Provide the data again in its entirety, exactly as given.

Data entries:
--------------------------------------------------

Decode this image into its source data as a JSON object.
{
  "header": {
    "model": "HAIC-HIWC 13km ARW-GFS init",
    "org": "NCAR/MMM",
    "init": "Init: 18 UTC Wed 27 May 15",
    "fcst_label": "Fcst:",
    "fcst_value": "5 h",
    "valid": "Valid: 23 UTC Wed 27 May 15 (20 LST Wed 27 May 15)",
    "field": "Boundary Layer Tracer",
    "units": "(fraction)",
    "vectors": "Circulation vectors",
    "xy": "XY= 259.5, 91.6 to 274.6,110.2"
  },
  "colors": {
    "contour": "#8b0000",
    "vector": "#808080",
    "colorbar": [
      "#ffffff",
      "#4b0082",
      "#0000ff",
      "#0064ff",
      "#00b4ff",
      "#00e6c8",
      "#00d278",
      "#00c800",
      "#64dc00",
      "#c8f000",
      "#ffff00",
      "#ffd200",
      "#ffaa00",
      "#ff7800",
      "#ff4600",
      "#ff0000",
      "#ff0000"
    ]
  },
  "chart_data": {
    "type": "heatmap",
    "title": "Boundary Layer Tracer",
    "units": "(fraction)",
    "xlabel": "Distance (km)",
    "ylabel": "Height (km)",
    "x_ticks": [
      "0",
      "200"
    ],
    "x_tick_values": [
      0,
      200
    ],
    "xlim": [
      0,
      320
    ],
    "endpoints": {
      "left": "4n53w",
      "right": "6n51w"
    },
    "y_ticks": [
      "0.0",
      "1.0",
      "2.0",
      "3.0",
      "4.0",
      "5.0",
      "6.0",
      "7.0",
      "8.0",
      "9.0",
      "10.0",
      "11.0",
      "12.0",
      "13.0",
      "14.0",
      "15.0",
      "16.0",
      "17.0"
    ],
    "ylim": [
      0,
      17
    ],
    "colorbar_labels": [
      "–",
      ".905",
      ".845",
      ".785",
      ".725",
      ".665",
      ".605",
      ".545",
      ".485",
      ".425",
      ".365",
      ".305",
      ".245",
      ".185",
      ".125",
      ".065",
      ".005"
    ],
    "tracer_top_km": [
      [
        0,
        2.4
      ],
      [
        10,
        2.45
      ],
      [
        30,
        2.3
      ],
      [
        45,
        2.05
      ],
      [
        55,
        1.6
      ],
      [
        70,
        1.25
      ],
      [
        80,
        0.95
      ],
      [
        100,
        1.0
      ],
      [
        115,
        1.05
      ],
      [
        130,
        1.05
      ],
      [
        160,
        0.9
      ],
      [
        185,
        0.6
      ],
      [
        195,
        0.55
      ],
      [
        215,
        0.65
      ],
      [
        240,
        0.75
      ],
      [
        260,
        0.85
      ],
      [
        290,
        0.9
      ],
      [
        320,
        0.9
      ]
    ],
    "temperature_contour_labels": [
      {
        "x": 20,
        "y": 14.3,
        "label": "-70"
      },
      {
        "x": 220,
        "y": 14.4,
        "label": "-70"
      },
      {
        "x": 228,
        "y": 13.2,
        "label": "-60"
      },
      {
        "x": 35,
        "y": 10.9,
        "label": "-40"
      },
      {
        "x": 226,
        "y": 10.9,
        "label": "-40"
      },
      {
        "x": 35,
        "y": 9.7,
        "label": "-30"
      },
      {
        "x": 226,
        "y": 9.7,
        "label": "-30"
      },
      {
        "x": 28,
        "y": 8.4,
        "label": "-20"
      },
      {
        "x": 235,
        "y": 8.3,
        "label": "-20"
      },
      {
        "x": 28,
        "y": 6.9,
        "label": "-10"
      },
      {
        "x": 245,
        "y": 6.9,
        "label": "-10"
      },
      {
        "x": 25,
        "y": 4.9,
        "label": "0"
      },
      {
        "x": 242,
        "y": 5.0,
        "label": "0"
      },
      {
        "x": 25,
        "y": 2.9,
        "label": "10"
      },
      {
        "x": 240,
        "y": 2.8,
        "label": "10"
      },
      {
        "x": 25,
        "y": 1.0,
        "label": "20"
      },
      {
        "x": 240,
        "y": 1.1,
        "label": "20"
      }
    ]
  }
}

--------------------------------------------------

**Finished answer**
Decode this image into its source data as a JSON object.
{
  "header": {
    "model": "HAIC-HIWC 13km ARW-GFS init",
    "org": "NCAR/MMM",
    "init": "Init: 18 UTC Wed 27 May 15",
    "fcst_label": "Fcst:",
    "fcst_value": "5 h",
    "valid": "Valid: 23 UTC Wed 27 May 15 (20 LST Wed 27 May 15)",
    "field": "Boundary Layer Tracer",
    "units": "(fraction)",
    "vectors": "Circulation vectors",
    "xy": "XY= 259.5, 91.6 to 274.6,110.2"
  },
  "colors": {
    "contour": "#8b0000",
    "vector": "#808080",
    "colorbar": [
      "#ffffff",
      "#4b0082",
      "#0000ff",
      "#0064ff",
      "#00b4ff",
      "#00e6c8",
      "#00d278",
      "#00c800",
      "#64dc00",
      "#c8f000",
      "#ffff00",
      "#ffd200",
      "#ffaa00",
      "#ff7800",
      "#ff4600",
      "#ff0000",
      "#ff0000"
    ]
  },
  "chart_data": {
    "type": "heatmap",
    "title": "Boundary Layer Tracer",
    "units": "(fraction)",
    "xlabel": "Distance (km)",
    "ylabel": "Height (km)",
    "x_ticks": [
      "0",
      "200"
    ],
    "x_tick_values": [
      0,
      200
    ],
    "xlim": [
      0,
      320
    ],
    "endpoints": {
      "left": "4n53w",
      "right": "6n51w"
    },
    "y_ticks": [
      "0.0",
      "1.0",
      "2.0",
      "3.0",
      "4.0",
      "5.0",
      "6.0",
      "7.0",
      "8.0",
      "9.0",
      "10.0",
      "11.0",
      "12.0",
      "13.0",
      "14.0",
      "15.0",
      "16.0",
      "17.0"
    ],
    "ylim": [
      0,
      17
    ],
    "colorbar_labels": [
      "–",
      ".905",
      ".845",
      ".785",
      ".725",
      ".665",
      ".605",
      ".545",
      ".485",
      ".425",
      ".365",
      ".305",
      ".245",
      ".185",
      ".125",
      ".065",
      ".005"
    ],
    "tracer_top_km": [
      [
        0,
        2.4
      ],
      [
        10,
        2.45
      ],
      [
        30,
        2.3
      ],
      [
        45,
        2.05
      ],
      [
        55,
        1.6
      ],
      [
        70,
        1.25
      ],
      [
        80,
        0.95
      ],
      [
        100,
        1.0
      ],
      [
        115,
        1.05
      ],
      [
        130,
        1.05
      ],
      [
        160,
        0.9
      ],
      [
        185,
        0.6
      ],
      [
        195,
        0.55
      ],
      [
        215,
        0.65
      ],
      [
        240,
        0.75
      ],
      [
        260,
        0.85
      ],
      [
        290,
        0.9
      ],
      [
        320,
        0.9
      ]
    ],
    "temperature_contour_labels": [
      {
        "x": 20,
        "y": 14.3,
        "label": "-70"
      },
      {
        "x": 220,
        "y": 14.4,
        "label": "-70"
      },
      {
        "x": 228,
        "y": 13.2,
        "label": "-60"
      },
      {
        "x": 35,
        "y": 10.9,
        "label": "-40"
      },
      {
        "x": 226,
        "y": 10.9,
        "label": "-40"
      },
      {
        "x": 35,
        "y": 9.7,
        "label": "-30"
      },
      {
        "x": 226,
        "y": 9.7,
        "label": "-30"
      },
      {
        "x": 28,
        "y": 8.4,
        "label": "-20"
      },
      {
        "x": 235,
        "y": 8.3,
        "label": "-20"
      },
      {
        "x": 28,
        "y": 6.9,
        "label": "-10"
      },
      {
        "x": 245,
        "y": 6.9,
        "label": "-10"
      },
      {
        "x": 25,
        "y": 4.9,
        "label": "0"
      },
      {
        "x": 242,
        "y": 5.0,
        "label": "0"
      },
      {
        "x": 25,
        "y": 2.9,
        "label": "10"
      },
      {
        "x": 240,
        "y": 2.8,
        "label": "10"
      },
      {
        "x": 25,
        "y": 1.0,
        "label": "20"
      },
      {
        "x": 240,
        "y": 1.1,
        "label": "20"
      }
    ]
  }
}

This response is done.